──────── SUPPLIED RECORDS ────────
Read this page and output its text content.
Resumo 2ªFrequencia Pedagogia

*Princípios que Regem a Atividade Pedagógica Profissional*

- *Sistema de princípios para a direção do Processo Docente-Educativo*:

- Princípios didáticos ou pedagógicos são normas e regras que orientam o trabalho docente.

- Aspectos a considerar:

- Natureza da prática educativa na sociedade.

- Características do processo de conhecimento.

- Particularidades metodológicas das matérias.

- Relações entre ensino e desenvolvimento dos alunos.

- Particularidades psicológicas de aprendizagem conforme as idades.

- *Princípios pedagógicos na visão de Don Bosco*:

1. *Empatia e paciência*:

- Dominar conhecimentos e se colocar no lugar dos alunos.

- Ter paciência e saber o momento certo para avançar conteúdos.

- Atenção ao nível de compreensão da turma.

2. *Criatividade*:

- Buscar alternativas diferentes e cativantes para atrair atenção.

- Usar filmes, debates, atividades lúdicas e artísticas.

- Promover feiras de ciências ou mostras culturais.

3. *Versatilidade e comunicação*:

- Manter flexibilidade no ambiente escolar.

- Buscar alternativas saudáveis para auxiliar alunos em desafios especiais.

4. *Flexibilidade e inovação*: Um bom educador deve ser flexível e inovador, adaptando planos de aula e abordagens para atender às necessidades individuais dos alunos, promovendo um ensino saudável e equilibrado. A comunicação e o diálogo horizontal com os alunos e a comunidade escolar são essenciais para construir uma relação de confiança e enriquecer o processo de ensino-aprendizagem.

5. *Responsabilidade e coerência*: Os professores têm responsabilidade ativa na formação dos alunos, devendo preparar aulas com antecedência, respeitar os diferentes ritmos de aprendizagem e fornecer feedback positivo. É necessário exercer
────────
**DESCRIPTION OF THE TASK**
From the entries above, copy each line holding "Buscar".

**REPLY**
- Buscar alternativas diferentes e cativantes para atrair atenção.
- Buscar alternativas saudáveis para auxiliar alunos em desafios especiais.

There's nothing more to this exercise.